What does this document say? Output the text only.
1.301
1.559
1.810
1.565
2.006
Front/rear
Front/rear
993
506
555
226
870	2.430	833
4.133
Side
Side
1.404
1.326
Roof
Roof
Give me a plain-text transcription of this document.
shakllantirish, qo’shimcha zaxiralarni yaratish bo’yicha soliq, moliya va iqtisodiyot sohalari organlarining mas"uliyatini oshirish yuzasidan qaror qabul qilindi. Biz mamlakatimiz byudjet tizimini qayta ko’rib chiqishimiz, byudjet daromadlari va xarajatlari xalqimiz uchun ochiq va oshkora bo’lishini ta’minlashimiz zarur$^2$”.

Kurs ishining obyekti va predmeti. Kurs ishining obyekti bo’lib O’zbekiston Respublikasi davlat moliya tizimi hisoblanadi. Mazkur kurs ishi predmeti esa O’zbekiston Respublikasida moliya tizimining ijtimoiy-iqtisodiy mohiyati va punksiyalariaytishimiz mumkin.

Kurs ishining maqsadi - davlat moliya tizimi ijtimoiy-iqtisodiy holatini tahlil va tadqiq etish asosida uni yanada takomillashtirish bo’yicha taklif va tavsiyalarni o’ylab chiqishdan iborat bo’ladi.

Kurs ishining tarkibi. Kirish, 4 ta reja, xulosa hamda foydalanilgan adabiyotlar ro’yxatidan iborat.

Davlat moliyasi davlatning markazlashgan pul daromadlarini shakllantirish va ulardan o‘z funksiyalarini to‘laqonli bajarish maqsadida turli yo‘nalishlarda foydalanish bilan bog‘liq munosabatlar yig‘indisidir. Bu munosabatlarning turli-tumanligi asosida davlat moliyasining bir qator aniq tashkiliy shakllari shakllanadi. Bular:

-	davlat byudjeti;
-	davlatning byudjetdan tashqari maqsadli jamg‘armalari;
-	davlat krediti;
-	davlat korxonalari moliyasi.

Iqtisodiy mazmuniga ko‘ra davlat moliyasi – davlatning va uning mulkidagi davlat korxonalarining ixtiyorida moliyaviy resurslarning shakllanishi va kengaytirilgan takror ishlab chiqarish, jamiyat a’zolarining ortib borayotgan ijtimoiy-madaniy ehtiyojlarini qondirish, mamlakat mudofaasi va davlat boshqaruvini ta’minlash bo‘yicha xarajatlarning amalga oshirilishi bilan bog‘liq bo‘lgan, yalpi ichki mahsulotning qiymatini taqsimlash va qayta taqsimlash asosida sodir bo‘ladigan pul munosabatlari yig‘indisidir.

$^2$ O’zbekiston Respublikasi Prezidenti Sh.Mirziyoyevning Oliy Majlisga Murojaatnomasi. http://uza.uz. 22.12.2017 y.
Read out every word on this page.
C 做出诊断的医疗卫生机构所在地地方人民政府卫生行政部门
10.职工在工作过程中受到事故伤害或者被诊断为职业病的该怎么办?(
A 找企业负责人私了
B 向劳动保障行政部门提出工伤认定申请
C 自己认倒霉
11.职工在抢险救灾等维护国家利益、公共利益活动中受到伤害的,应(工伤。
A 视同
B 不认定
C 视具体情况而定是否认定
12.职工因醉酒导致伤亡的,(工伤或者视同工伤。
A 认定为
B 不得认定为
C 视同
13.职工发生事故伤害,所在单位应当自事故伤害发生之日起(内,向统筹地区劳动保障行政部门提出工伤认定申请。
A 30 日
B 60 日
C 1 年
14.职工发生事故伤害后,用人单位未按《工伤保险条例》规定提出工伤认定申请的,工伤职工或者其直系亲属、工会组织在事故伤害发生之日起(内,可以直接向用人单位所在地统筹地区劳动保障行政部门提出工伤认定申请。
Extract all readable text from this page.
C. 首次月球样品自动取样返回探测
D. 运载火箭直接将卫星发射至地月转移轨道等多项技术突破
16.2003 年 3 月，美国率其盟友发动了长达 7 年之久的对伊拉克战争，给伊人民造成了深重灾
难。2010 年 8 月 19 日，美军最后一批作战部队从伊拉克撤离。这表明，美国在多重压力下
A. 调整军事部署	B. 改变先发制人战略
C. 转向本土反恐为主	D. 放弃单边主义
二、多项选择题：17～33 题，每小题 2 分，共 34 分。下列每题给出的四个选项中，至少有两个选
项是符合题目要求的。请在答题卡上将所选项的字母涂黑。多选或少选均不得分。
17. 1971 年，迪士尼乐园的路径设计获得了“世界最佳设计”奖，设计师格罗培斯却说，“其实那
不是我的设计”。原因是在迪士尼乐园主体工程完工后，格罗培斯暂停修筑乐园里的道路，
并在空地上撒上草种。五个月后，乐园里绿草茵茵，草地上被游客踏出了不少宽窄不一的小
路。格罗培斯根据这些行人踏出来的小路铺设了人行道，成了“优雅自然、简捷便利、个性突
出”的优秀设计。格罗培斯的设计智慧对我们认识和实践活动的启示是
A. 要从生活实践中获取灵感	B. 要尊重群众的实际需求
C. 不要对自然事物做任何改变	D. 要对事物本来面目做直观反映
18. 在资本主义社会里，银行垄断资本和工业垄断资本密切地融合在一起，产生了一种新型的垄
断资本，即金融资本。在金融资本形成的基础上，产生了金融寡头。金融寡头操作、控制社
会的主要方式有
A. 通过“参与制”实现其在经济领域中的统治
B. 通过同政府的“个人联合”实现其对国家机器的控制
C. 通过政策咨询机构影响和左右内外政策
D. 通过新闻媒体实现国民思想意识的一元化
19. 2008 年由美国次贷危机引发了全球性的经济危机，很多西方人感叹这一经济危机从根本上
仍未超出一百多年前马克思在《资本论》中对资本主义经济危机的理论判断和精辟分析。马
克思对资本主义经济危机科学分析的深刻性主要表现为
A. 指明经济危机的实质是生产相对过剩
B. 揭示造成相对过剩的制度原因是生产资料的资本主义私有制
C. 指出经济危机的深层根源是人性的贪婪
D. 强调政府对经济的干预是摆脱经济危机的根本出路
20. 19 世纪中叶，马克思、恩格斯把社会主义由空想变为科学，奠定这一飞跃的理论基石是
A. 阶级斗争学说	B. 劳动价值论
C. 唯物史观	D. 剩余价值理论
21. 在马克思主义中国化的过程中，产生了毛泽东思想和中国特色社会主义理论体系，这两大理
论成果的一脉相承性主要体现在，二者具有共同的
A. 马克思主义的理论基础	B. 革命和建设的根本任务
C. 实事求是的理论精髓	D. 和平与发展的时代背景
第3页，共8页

_TASK DESCRIPTION_
Exactly and only the lines from the one containing "Extract all readable text from this page." through the end of the material are to be reproduced, both ends included.

_RESPONSE_
Extract all readable text from this page.
C. 首次月球样品自动取样返回探测
D. 运载火箭直接将卫星发射至地月转移轨道等多项技术突破
16.2003 年 3 月，美国率其盟友发动了长达 7 年之久的对伊拉克战争，给伊人民造成了深重灾
难。2010 年 8 月 19 日，美军最后一批作战部队从伊拉克撤离。这表明，美国在多重压力下
A. 调整军事部署	B. 改变先发制人战略
C. 转向本土反恐为主	D. 放弃单边主义
二、多项选择题：17～33 题，每小题 2 分，共 34 分。下列每题给出的四个选项中，至少有两个选
项是符合题目要求的。请在答题卡上将所选项的字母涂黑。多选或少选均不得分。
17. 1971 年，迪士尼乐园的路径设计获得了“世界最佳设计”奖，设计师格罗培斯却说，“其实那
不是我的设计”。原因是在迪士尼乐园主体工程完工后，格罗培斯暂停修筑乐园里的道路，
并在空地上撒上草种。五个月后，乐园里绿草茵茵，草地上被游客踏出了不少宽窄不一的小
路。格罗培斯根据这些行人踏出来的小路铺设了人行道，成了“优雅自然、简捷便利、个性突
出”的优秀设计。格罗培斯的设计智慧对我们认识和实践活动的启示是
A. 要从生活实践中获取灵感	B. 要尊重群众的实际需求
C. 不要对自然事物做任何改变	D. 要对事物本来面目做直观反映
18. 在资本主义社会里，银行垄断资本和工业垄断资本密切地融合在一起，产生了一种新型的垄
断资本，即金融资本。在金融资本形成的基础上，产生了金融寡头。金融寡头操作、控制社
会的主要方式有
A. 通过“参与制”实现其在经济领域中的统治
B. 通过同政府的“个人联合”实现其对国家机器的控制
C. 通过政策咨询机构影响和左右内外政策
D. 通过新闻媒体实现国民思想意识的一元化
19. 2008 年由美国次贷危机引发了全球性的经济危机，很多西方人感叹这一经济危机从根本上
仍未超出一百多年前马克思在《资本论》中对资本主义经济危机的理论判断和精辟分析。马
克思对资本主义经济危机科学分析的深刻性主要表现为
A. 指明经济危机的实质是生产相对过剩
B. 揭示造成相对过剩的制度原因是生产资料的资本主义私有制
C. 指出经济危机的深层根源是人性的贪婪
D. 强调政府对经济的干预是摆脱经济危机的根本出路
20. 19 世纪中叶，马克思、恩格斯把社会主义由空想变为科学，奠定这一飞跃的理论基石是
A. 阶级斗争学说	B. 劳动价值论
C. 唯物史观	D. 剩余价值理论
21. 在马克思主义中国化的过程中，产生了毛泽东思想和中国特色社会主义理论体系，这两大理
论成果的一脉相承性主要体现在，二者具有共同的
A. 马克思主义的理论基础	B. 革命和建设的根本任务
C. 实事求是的理论精髓	D. 和平与发展的时代背景
第3页，共8页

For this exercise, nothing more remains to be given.